Stated problem - Copy all lines that contain the word "contacting".

— BEGIN Given data —

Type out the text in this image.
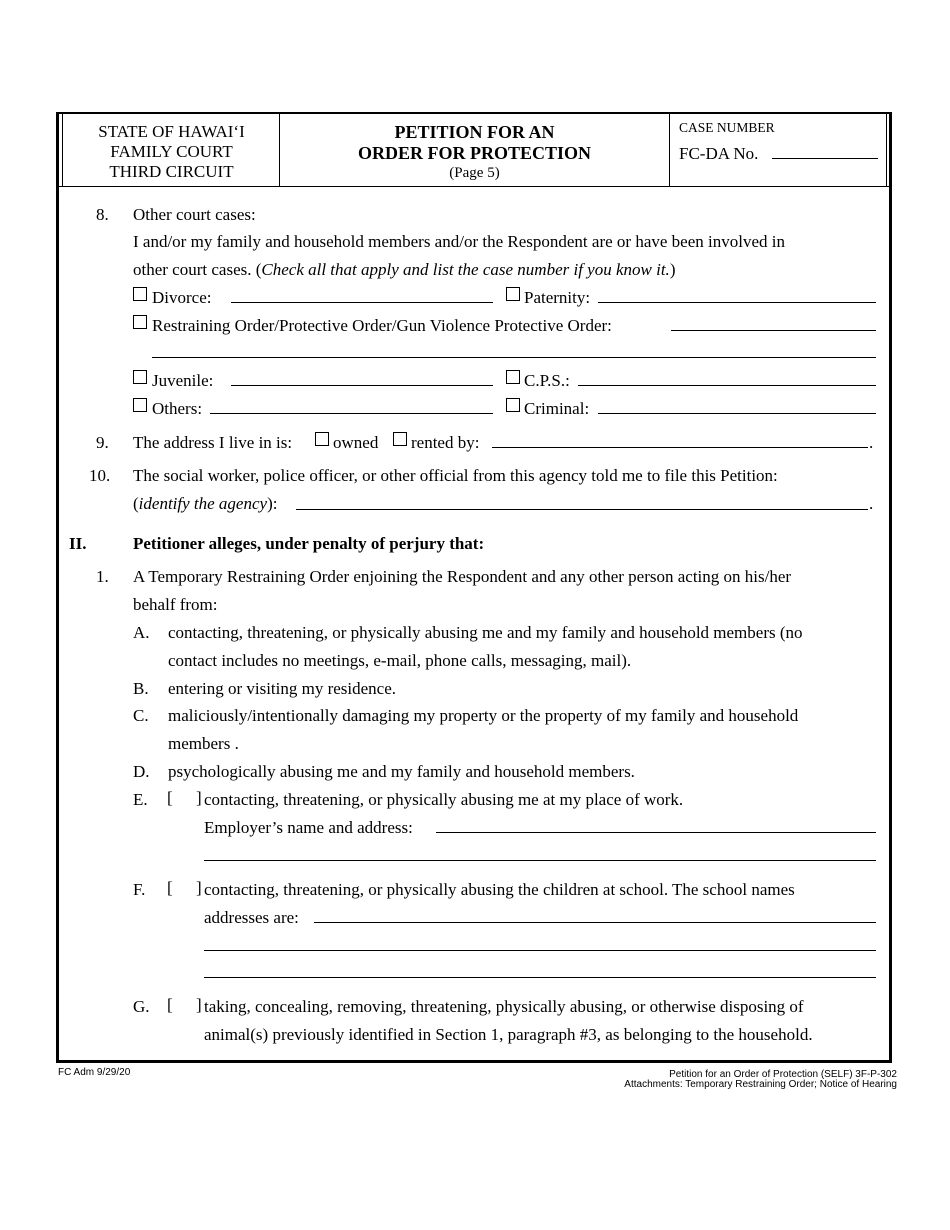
STATE OF HAWAI‘I
FAMILY COURT
THIRD CIRCUIT
PETITION FOR AN
ORDER FOR PROTECTION
(Page 5)
CASE NUMBER
FC-DA No.
8. Other court cases:
I and/or my family and household members and/or the Respondent are or have been involved in
other court cases. (Check all that apply and list the case number if you know it.)
Divorce:	Paternity:
Restraining Order/Protective Order/Gun Violence Protective Order:
Juvenile:	C.P.S.:
Others:	Criminal:
9. The address I live in is: owned rented by:	.
10. The social worker, police officer, or other official from this agency told me to file this Petition:
(identify the agency):	.
II.	Petitioner alleges, under penalty of perjury that:
1. A Temporary Restraining Order enjoining the Respondent and any other person acting on his/her
behalf from:
A. contacting, threatening, or physically abusing me and my family and household members (no
contact includes no meetings, e-mail, phone calls, messaging, mail).
B. entering or visiting my residence.
C. maliciously/intentionally damaging my property or the property of my family and household
members .
D. psychologically abusing me and my family and household members.
E. [ ] contacting, threatening, or physically abusing me at my place of work.
Employer’s name and address:
F. [ ] contacting, threatening, or physically abusing the children at school. The school names
addresses are:
G. [ ] taking, concealing, removing, threatening, physically abusing, or otherwise disposing of
animal(s) previously identified in Section 1, paragraph #3, as belonging to the household.
FC Adm 9/29/20	Petition for an Order of Protection (SELF) 3F-P-302
Attachments: Temporary Restraining Order; Notice of Hearing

— END Given data —

The answer -
A. contacting, threatening, or physically abusing me and my family and household members (no
E. [ ] contacting, threatening, or physically abusing me at my place of work.
F. [ ] contacting, threatening, or physically abusing the children at school. The school names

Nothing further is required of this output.